REQUIREMENT:
Beginning at the line with "Read this page and output its text content.", output each line to the end of the listing below exactly, please.

⟨

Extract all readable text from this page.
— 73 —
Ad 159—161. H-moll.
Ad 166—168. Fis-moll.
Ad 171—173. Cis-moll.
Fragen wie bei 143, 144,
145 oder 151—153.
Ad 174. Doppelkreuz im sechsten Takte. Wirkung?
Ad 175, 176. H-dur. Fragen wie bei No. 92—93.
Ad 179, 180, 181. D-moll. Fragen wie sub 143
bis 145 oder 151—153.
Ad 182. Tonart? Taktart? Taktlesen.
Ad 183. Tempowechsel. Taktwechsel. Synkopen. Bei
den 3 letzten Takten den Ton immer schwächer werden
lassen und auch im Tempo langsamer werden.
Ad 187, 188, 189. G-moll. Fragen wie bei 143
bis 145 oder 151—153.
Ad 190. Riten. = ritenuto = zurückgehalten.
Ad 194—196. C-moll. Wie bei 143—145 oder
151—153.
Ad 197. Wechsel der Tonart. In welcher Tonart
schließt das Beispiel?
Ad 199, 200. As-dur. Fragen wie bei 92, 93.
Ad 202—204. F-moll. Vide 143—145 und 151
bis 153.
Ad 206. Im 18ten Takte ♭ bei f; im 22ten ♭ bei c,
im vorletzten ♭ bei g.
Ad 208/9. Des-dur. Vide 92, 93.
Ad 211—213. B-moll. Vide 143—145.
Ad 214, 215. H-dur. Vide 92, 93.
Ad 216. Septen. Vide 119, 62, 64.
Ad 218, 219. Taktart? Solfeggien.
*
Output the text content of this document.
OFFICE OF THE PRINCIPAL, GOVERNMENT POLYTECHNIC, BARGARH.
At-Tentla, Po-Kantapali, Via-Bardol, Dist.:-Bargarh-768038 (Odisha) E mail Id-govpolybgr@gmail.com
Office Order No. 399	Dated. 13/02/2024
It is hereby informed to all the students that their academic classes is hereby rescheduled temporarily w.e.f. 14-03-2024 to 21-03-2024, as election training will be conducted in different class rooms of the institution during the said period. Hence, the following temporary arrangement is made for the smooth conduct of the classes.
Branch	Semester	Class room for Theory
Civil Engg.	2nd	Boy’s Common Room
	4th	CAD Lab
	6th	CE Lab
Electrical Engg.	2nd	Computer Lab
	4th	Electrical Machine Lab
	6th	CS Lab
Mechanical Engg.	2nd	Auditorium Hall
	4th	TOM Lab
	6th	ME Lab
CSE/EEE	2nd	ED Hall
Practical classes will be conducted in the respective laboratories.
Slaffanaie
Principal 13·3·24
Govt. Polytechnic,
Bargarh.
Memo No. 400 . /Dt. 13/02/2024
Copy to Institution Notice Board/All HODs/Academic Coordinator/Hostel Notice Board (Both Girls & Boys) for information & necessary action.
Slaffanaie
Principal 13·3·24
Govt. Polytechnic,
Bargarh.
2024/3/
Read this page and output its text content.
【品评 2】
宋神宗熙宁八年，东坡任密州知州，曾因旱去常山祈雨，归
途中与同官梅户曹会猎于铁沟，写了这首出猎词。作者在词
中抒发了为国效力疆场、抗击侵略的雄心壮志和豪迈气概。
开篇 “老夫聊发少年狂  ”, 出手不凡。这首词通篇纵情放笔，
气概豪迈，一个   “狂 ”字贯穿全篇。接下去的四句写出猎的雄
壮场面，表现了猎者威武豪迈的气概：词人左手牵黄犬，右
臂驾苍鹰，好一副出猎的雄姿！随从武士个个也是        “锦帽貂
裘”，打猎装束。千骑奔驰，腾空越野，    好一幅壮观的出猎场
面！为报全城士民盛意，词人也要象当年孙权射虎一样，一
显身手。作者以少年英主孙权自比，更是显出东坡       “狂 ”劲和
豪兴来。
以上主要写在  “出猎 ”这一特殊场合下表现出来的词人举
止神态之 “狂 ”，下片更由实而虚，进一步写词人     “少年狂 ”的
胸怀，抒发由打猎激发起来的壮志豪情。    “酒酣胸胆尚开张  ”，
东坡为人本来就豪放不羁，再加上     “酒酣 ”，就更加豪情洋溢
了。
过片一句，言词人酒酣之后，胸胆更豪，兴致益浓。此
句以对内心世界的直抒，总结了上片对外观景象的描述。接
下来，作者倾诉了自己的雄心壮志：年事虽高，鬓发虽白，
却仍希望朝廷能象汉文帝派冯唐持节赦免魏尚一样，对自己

⟩

PROBLEM SOLUTION:
Read this page and output its text content.
【品评 2】
宋神宗熙宁八年，东坡任密州知州，曾因旱去常山祈雨，归
途中与同官梅户曹会猎于铁沟，写了这首出猎词。作者在词
中抒发了为国效力疆场、抗击侵略的雄心壮志和豪迈气概。
开篇 “老夫聊发少年狂  ”, 出手不凡。这首词通篇纵情放笔，
气概豪迈，一个   “狂 ”字贯穿全篇。接下去的四句写出猎的雄
壮场面，表现了猎者威武豪迈的气概：词人左手牵黄犬，右
臂驾苍鹰，好一副出猎的雄姿！随从武士个个也是        “锦帽貂
裘”，打猎装束。千骑奔驰，腾空越野，    好一幅壮观的出猎场
面！为报全城士民盛意，词人也要象当年孙权射虎一样，一
显身手。作者以少年英主孙权自比，更是显出东坡       “狂 ”劲和
豪兴来。
以上主要写在  “出猎 ”这一特殊场合下表现出来的词人举
止神态之 “狂 ”，下片更由实而虚，进一步写词人     “少年狂 ”的
胸怀，抒发由打猎激发起来的壮志豪情。    “酒酣胸胆尚开张  ”，
东坡为人本来就豪放不羁，再加上     “酒酣 ”，就更加豪情洋溢
了。
过片一句，言词人酒酣之后，胸胆更豪，兴致益浓。此
句以对内心世界的直抒，总结了上片对外观景象的描述。接
下来，作者倾诉了自己的雄心壮志：年事虽高，鬓发虽白，
却仍希望朝廷能象汉文帝派冯唐持节赦免魏尚一样，对自己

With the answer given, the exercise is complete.